> [Required actions]
a) Name every term that the text on measurement uncertainty says the post will try to make clear.
b) Carry on the measurement uncertainty text from where it stops.

> [Selected text]
╭──

Measurement uncertainty: some words on error theory

The idea

When you buy a new instrument, for example a pyranometer, or a dataset, for instance from satellite-based imagery, you want the best (according to your needs). The provider could tell you: “Take this! The resolution is top-level!”. “But is it accurate?” “Yes, the systematic error is quite small!” “And about the precision?” and you can go on like this for a little while, always thinking in your mind: “Is this just bla bla bla… or there is something more, and I should really pay attention?”.

The right approach is trying to understand the main source of uncertainty, and how it impacts on your initial goal.

The road ahead

In this post we will try to make clear some of the most used terms. In particular, the difference between accuracy, resolution, precision, uncertainty, systematic error and statistical error.

Some boring… important notions

When reporting the result of a measurement of a physical quantity, to give some quantitative indication of the quality of the result is really important, so that those who use it can assess its reliability. Without such an indication, measurement results cannot be compared, either among themselves or with reference values given in a specification or standard. It is, therefore, necessary a readily implemented, easily understood, and generally accepted procedure for characterizing the quality of a result of a measurement, that is, for evaluating and expressing its uncertainty [see Ref 1].

The question is: after you have done a measurement, how well the result of the measurement does represent the value of the quantity being measured?

My feeling is that people often use accuracy, uncertainty, sensitivity, precision as synonymous, depending on the expertise area and on the internal “traditions”; thus, a clean, organic, and rigorous set of definitions would help people in correctly use the terms.

╰──

(Listings of boxed layout items)
╭──

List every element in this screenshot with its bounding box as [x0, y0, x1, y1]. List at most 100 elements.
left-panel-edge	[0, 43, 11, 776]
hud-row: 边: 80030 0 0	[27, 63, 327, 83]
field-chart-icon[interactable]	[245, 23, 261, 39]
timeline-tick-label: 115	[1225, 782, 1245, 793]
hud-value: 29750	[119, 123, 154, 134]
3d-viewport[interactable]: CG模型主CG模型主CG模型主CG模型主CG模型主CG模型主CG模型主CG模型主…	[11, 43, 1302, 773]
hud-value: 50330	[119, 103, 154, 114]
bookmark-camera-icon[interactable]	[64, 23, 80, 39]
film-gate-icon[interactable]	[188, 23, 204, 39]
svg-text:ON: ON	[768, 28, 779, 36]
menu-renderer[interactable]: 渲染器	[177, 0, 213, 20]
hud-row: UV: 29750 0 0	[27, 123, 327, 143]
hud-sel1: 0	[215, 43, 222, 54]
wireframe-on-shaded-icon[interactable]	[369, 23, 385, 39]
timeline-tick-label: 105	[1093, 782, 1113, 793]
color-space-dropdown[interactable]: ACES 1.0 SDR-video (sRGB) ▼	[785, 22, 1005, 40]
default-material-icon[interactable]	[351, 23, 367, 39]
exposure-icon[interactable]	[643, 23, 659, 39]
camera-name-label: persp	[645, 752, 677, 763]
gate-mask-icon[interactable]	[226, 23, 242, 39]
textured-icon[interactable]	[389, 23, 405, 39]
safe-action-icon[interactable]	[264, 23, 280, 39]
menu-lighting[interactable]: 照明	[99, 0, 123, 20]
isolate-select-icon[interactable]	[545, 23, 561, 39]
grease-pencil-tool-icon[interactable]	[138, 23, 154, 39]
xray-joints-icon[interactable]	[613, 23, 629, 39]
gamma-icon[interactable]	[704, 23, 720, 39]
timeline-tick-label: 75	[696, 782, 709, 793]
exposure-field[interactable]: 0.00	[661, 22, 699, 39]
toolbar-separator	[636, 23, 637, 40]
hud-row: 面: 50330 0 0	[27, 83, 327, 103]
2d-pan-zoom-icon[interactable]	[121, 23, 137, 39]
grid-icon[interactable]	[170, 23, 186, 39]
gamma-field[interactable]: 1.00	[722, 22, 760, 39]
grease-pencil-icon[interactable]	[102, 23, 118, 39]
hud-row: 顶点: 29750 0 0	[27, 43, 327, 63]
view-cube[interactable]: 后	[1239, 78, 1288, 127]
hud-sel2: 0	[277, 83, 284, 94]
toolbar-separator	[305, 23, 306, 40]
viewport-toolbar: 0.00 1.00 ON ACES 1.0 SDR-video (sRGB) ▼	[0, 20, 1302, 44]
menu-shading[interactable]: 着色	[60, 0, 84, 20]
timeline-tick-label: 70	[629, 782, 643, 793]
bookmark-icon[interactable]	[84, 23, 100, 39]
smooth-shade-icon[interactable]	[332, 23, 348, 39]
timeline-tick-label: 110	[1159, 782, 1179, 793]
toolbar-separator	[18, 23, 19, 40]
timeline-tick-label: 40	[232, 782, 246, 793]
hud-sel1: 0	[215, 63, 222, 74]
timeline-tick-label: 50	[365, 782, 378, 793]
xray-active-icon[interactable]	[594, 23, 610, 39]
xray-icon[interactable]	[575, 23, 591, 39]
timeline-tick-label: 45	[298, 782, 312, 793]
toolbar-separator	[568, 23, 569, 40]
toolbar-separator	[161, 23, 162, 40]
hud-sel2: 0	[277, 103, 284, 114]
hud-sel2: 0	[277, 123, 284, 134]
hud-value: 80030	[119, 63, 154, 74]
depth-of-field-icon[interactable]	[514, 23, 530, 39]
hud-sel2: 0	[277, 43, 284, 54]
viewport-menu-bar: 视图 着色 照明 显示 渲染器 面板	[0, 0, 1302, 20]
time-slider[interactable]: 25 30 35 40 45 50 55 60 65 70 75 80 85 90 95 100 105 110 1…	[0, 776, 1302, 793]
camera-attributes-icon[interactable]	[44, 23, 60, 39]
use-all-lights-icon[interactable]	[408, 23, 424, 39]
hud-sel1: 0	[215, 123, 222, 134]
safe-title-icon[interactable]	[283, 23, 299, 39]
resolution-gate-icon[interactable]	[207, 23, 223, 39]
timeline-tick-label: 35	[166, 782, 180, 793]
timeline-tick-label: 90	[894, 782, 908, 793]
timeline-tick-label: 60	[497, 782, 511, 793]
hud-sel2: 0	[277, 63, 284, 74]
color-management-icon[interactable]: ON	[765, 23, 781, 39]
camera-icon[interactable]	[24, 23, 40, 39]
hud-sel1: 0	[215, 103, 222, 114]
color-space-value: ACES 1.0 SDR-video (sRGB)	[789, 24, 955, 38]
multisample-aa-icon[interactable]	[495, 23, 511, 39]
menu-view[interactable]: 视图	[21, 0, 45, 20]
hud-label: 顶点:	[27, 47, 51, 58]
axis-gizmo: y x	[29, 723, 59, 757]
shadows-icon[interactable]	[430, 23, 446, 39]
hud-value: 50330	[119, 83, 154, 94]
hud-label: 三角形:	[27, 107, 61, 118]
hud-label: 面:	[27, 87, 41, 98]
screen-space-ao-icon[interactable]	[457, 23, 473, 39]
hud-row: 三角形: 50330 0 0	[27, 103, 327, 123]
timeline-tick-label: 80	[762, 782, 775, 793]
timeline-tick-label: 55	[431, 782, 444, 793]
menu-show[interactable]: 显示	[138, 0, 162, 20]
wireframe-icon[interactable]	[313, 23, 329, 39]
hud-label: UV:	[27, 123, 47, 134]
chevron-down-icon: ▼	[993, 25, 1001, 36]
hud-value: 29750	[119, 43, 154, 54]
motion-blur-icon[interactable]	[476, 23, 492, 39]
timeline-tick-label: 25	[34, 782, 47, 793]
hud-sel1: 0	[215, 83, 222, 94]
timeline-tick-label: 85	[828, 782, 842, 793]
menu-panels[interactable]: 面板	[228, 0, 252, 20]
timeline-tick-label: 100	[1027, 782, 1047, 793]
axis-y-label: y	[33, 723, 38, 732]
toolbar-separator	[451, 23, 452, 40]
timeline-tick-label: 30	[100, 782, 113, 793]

╰──

> [The responses]
a) accuracy, resolution, precision, uncertainty, systematic error, statistical error

b)
Fortunately the Joint Committee for Guides in Metrology (JCGM [1] spent a lot of effort to make order and clarity to create two guides):

  1. The Guide to the Expression of Uncertainty in Measurement (GUM) is a document published by the JCGM that establishes general rules for evaluating and expressing uncertainty in
  2. The International vocabulary of metrology(VIM) is an attempt to find a common language and terminology in metrology, i.e. the science of measurements, across different fields of science, legislature and commerce.

The documents were written coordinating experts from different fields and entities, to ensure a large and shared common ground [2].

The GUM document, available here, contains all the information to understand how the answer to the question “How good is my measurements”?

In this post, we will clarify some key points, and then we will report some commonly used terms.

Key points and commonly used terms

In my opinion, there are two main points:

The first is to correctly use the terms. The most important one is how we will use the term “uncertainty” [3]: form here on, it will be the general term indicating our doubt about the result of a measurement.

The second is interiorizing the difference between errors due to statistical fluctuations of the measurements and the ones not related to them.

The first area is commonly referred to as “statistical uncertainty”, and to quantify it you usually use the term “statistical error”. It is the error related to the fact that the quantity you are trying to measure is not constant in the time interval you are measuring it, and when you repeat the measurement you have different results not due to the instrument goodness (let’s assume you have a perfect instrument) but to the nature of the quantity.

For example, if you are trying to measure the number of electrons going throw a section of a wire in a fixed amount of time.

The second area is commonly referred to as “systematic uncertainty [4], and to quantify it you usually use the term “systematic error”.

Daily life example: what’s your weight?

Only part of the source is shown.